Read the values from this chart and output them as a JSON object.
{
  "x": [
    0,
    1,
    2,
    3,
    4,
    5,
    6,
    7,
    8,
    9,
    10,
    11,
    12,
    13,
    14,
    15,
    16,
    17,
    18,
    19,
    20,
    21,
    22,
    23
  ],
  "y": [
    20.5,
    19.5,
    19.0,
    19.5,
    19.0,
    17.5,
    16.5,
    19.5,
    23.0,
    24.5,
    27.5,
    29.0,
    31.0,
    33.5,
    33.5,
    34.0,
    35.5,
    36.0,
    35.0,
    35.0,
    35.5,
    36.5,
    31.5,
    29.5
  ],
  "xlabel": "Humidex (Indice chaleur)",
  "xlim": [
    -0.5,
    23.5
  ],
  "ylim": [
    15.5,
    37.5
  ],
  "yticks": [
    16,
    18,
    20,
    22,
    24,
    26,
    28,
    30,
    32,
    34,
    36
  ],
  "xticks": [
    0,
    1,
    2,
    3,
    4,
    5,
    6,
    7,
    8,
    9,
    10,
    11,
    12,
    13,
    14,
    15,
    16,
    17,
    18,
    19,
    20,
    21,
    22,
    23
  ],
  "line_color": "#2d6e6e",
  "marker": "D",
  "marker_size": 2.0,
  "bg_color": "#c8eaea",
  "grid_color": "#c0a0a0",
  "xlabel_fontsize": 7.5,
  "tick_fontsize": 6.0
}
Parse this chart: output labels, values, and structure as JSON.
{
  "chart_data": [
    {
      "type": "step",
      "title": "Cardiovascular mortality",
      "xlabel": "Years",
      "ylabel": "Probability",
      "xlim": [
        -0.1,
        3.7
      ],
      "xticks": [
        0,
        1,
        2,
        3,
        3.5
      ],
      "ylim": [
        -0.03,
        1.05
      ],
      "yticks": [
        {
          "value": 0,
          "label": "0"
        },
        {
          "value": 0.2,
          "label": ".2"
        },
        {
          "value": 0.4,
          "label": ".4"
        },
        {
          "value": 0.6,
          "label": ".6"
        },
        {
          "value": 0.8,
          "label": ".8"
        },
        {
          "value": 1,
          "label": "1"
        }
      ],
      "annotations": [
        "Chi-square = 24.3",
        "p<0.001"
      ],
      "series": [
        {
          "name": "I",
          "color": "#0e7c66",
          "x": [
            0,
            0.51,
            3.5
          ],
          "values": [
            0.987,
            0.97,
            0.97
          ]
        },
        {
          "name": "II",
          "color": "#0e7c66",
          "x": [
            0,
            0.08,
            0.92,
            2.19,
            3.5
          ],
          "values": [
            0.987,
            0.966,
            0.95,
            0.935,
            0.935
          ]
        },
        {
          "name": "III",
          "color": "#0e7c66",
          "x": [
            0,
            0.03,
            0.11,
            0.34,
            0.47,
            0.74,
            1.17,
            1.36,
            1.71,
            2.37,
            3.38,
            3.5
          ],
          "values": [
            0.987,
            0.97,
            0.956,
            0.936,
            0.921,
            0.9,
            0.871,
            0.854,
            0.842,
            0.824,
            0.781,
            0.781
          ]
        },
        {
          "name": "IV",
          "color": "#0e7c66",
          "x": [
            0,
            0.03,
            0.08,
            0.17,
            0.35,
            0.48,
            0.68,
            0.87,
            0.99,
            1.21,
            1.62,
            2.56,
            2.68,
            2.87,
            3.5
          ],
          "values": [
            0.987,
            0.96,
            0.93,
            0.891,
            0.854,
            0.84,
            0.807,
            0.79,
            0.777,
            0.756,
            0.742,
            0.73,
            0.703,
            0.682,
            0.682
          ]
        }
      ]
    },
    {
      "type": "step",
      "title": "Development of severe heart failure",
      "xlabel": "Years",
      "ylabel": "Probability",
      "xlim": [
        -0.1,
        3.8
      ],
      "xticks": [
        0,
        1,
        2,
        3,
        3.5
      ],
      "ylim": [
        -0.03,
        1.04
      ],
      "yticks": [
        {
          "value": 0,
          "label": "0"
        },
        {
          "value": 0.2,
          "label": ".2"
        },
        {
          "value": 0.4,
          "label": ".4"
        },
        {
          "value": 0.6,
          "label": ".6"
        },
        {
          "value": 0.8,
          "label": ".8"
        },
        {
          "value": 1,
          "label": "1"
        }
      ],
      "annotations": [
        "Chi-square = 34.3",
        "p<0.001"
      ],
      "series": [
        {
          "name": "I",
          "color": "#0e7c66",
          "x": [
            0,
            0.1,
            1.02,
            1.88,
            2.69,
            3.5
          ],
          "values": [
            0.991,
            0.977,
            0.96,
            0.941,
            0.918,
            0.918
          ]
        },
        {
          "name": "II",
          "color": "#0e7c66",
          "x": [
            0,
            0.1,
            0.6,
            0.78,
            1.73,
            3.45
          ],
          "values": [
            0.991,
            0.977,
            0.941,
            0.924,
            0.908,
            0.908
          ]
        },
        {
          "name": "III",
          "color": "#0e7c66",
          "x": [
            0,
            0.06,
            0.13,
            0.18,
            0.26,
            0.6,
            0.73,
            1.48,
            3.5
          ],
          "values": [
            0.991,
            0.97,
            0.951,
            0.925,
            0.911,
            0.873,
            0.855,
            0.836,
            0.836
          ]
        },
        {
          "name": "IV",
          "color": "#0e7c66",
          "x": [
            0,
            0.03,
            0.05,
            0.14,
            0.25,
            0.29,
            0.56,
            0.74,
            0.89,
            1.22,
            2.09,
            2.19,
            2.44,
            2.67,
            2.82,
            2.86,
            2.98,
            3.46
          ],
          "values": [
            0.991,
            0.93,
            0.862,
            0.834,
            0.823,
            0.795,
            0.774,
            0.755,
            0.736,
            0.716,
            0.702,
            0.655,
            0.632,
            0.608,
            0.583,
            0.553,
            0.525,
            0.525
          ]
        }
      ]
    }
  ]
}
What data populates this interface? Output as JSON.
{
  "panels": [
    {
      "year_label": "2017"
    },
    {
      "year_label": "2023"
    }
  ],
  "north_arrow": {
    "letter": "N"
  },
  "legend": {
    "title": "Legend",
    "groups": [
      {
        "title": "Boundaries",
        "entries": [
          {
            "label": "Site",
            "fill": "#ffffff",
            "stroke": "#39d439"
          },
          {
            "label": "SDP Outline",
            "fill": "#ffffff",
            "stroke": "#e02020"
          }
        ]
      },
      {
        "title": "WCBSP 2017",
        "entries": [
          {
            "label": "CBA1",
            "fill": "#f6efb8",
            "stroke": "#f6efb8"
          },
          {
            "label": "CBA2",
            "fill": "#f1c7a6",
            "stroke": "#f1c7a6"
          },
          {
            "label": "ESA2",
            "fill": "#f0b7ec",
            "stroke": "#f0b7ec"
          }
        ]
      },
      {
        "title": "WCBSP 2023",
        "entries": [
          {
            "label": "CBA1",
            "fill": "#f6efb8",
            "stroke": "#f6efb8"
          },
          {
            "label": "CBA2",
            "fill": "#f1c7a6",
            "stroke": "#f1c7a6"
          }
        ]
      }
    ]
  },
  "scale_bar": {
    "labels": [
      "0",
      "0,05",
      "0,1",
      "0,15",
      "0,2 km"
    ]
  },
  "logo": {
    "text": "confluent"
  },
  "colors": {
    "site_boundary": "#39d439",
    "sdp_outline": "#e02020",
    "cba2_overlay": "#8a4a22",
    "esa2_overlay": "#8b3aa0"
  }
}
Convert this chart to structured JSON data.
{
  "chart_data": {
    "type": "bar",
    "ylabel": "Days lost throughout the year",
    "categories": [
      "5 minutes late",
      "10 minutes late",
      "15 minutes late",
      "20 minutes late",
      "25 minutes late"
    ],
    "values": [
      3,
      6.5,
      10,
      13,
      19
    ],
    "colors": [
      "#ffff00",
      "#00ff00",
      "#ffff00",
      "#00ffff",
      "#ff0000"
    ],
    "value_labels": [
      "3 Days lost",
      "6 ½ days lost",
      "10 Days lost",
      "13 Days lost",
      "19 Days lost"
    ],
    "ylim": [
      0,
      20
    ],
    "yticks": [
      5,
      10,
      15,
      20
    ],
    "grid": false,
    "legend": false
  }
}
===============
--- Aim of the task ---
Search the lines for the word "lost" and report how many contain it, by number only.

--- Solution to this exercise ---
6